→ **TASK PROMPT**
Skip the images and return the records below exactly.

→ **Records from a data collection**
•••••

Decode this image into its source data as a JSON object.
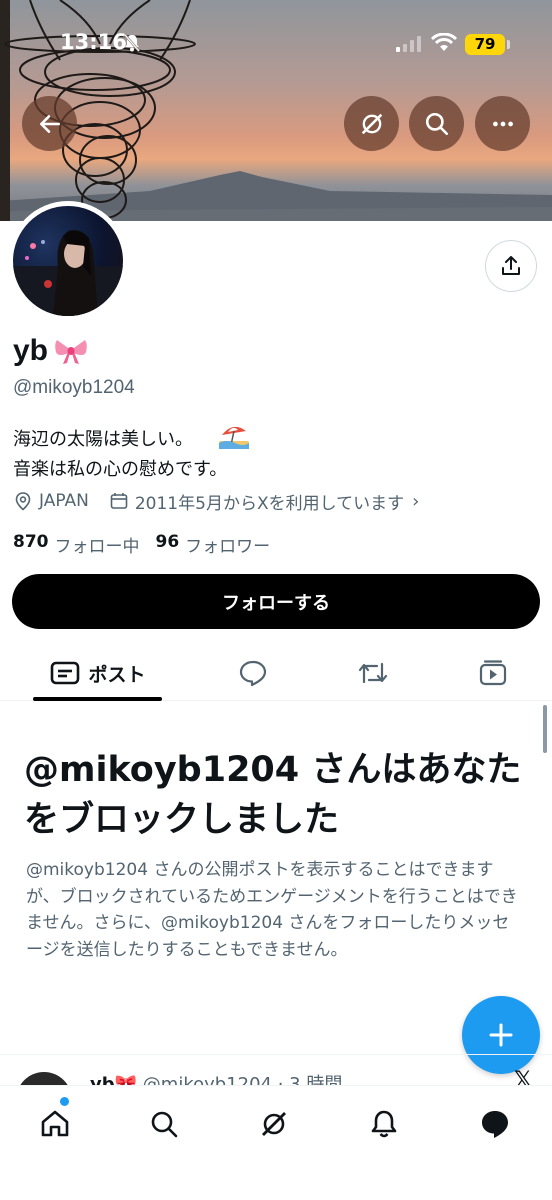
{
  "status_bar": {
    "time": "13:16",
    "battery": "79"
  },
  "profile": {
    "display_name": "yb",
    "handle": "@mikoyb1204",
    "bio_line1": "海辺の太陽は美しい。",
    "bio_line2": "音楽は私の心の慰めです。",
    "location": "JAPAN",
    "joined": "2011年5月からXを利用しています",
    "following_count": "870",
    "following_label": "フォロー中",
    "followers_count": "96",
    "followers_label": "フォロワー",
    "follow_button": "フォローする"
  },
  "tabs": {
    "posts_label": "ポスト"
  },
  "blocked": {
    "title": "@mikoyb1204 さんはあなたをブロックしました",
    "description": "@mikoyb1204 さんの公開ポストを表示することはできますが、ブロックされているためエンゲージメントを行うことはできません。さらに、@mikoyb1204 さんをフォローしたりメッセージを送信したりすることもできません。"
  },
  "post_preview": {
    "name": "yb",
    "meta": "@mikoyb1204 · 3 時間"
  },
  "colors": {
    "accent": "#1d9bf0",
    "text": "#0f1419",
    "secondary": "#536471",
    "battery": "#ffd60a"
  }
}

•••••

→ **TASK ANSWER**
Decode this image into its source data as a JSON object.
{
  "status_bar": {
    "time": "13:16",
    "battery": "79"
  },
  "profile": {
    "display_name": "yb",
    "handle": "@mikoyb1204",
    "bio_line1": "海辺の太陽は美しい。",
    "bio_line2": "音楽は私の心の慰めです。",
    "location": "JAPAN",
    "joined": "2011年5月からXを利用しています",
    "following_count": "870",
    "following_label": "フォロー中",
    "followers_count": "96",
    "followers_label": "フォロワー",
    "follow_button": "フォローする"
  },
  "tabs": {
    "posts_label": "ポスト"
  },
  "blocked": {
    "title": "@mikoyb1204 さんはあなたをブロックしました",
    "description": "@mikoyb1204 さんの公開ポストを表示することはできますが、ブロックされているためエンゲージメントを行うことはできません。さらに、@mikoyb1204 さんをフォローしたりメッセージを送信したりすることもできません。"
  },
  "post_preview": {
    "name": "yb",
    "meta": "@mikoyb1204 · 3 時間"
  },
  "colors": {
    "accent": "#1d9bf0",
    "text": "#0f1419",
    "secondary": "#536471",
    "battery": "#ffd60a"
  }
}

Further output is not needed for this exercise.